[Stored entries]
•••••

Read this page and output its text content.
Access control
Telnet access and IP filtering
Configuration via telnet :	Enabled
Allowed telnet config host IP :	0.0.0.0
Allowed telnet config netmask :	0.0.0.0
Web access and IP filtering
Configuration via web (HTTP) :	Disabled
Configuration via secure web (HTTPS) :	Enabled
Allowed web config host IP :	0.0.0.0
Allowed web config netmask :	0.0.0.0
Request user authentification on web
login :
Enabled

•••••

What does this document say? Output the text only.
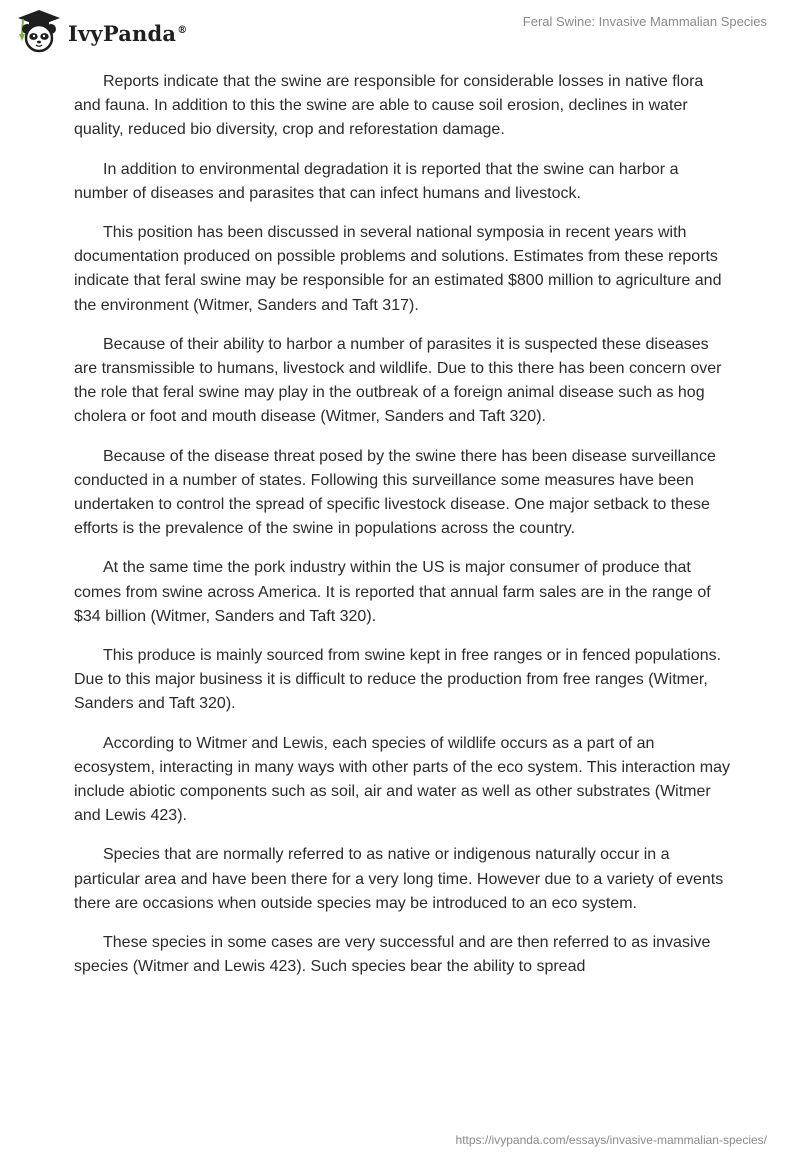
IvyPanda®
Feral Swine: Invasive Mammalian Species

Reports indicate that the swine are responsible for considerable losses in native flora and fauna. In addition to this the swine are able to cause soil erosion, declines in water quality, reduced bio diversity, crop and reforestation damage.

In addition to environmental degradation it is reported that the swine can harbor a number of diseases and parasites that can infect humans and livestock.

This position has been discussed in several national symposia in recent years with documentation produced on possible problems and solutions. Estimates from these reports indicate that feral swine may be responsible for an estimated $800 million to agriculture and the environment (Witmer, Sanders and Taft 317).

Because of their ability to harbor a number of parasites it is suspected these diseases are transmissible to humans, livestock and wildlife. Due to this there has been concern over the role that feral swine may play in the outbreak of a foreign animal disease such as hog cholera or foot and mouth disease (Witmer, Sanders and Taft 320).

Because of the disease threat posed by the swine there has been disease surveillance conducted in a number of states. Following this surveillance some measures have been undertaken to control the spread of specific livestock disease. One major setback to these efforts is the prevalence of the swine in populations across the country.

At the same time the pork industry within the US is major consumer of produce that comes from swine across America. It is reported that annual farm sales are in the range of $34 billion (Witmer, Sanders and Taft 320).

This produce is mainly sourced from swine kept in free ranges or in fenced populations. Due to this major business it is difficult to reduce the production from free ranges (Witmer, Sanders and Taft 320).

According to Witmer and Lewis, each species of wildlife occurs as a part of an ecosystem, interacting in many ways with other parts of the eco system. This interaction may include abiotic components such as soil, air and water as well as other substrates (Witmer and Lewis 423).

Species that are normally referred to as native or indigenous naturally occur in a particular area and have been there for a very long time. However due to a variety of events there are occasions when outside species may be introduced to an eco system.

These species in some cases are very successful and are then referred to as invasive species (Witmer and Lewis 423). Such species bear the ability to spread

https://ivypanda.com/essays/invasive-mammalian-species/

•••••

[DESCRIPTION OF THE TASK] Copy every line that includes the string "Enabled" from the material above.

[TASK RESULT]
Configuration via telnet :	Enabled
Configuration via secure web (HTTPS) :	Enabled
Enabled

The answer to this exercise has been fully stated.